What the task asks:
Each entry should be quoted word for word, including every mark of punctuation.

------------------------------------------------------------------------

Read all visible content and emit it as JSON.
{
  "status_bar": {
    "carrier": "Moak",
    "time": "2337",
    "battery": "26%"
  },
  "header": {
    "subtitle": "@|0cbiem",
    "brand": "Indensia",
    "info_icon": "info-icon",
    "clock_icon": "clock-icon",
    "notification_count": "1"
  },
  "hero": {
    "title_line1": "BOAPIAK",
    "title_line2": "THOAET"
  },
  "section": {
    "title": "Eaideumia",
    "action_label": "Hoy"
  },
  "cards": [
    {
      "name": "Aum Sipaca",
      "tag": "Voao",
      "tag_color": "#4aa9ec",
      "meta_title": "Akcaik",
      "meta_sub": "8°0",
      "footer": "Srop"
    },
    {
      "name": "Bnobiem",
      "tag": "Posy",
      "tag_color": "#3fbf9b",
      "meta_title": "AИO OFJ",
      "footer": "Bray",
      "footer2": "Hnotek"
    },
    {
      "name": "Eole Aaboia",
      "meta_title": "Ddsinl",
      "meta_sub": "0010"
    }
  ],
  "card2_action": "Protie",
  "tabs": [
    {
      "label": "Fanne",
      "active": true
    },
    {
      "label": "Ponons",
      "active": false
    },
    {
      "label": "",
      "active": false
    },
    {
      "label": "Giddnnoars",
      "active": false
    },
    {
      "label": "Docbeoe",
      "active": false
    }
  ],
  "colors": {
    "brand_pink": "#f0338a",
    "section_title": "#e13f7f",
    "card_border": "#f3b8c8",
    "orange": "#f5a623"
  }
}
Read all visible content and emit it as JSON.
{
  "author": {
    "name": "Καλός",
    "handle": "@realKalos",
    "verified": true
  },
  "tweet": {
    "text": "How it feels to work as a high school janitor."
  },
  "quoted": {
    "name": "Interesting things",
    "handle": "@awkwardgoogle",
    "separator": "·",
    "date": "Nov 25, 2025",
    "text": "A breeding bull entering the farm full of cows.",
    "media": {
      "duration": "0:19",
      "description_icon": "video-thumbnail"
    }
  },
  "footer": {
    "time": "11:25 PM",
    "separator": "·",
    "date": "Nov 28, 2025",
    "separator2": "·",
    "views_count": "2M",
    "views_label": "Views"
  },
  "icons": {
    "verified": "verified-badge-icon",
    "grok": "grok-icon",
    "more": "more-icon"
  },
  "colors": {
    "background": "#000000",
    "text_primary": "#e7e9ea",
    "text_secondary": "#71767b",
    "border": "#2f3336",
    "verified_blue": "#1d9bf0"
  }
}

------------------------------------------------------------------------

Output of the exercise:
Read all visible content and emit it as JSON.
{
  "status_bar": {
    "carrier": "Moak",
    "time": "2337",
    "battery": "26%"
  },
  "header": {
    "subtitle": "@|0cbiem",
    "brand": "Indensia",
    "info_icon": "info-icon",
    "clock_icon": "clock-icon",
    "notification_count": "1"
  },
  "hero": {
    "title_line1": "BOAPIAK",
    "title_line2": "THOAET"
  },
  "section": {
    "title": "Eaideumia",
    "action_label": "Hoy"
  },
  "cards": [
    {
      "name": "Aum Sipaca",
      "tag": "Voao",
      "tag_color": "#4aa9ec",
      "meta_title": "Akcaik",
      "meta_sub": "8°0",
      "footer": "Srop"
    },
    {
      "name": "Bnobiem",
      "tag": "Posy",
      "tag_color": "#3fbf9b",
      "meta_title": "AИO OFJ",
      "footer": "Bray",
      "footer2": "Hnotek"
    },
    {
      "name": "Eole Aaboia",
      "meta_title": "Ddsinl",
      "meta_sub": "0010"
    }
  ],
  "card2_action": "Protie",
  "tabs": [
    {
      "label": "Fanne",
      "active": true
    },
    {
      "label": "Ponons",
      "active": false
    },
    {
      "label": "",
      "active": false
    },
    {
      "label": "Giddnnoars",
      "active": false
    },
    {
      "label": "Docbeoe",
      "active": false
    }
  ],
  "colors": {
    "brand_pink": "#f0338a",
    "section_title": "#e13f7f",
    "card_border": "#f3b8c8",
    "orange": "#f5a623"
  }
}
Read all visible content and emit it as JSON.
{
  "author": {
    "name": "Καλός",
    "handle": "@realKalos",
    "verified": true
  },
  "tweet": {
    "text": "How it feels to work as a high school janitor."
  },
  "quoted": {
    "name": "Interesting things",
    "handle": "@awkwardgoogle",
    "separator": "·",
    "date": "Nov 25, 2025",
    "text": "A breeding bull entering the farm full of cows.",
    "media": {
      "duration": "0:19",
      "description_icon": "video-thumbnail"
    }
  },
  "footer": {
    "time": "11:25 PM",
    "separator": "·",
    "date": "Nov 28, 2025",
    "separator2": "·",
    "views_count": "2M",
    "views_label": "Views"
  },
  "icons": {
    "verified": "verified-badge-icon",
    "grok": "grok-icon",
    "more": "more-icon"
  },
  "colors": {
    "background": "#000000",
    "text_primary": "#e7e9ea",
    "text_secondary": "#71767b",
    "border": "#2f3336",
    "verified_blue": "#1d9bf0"
  }
}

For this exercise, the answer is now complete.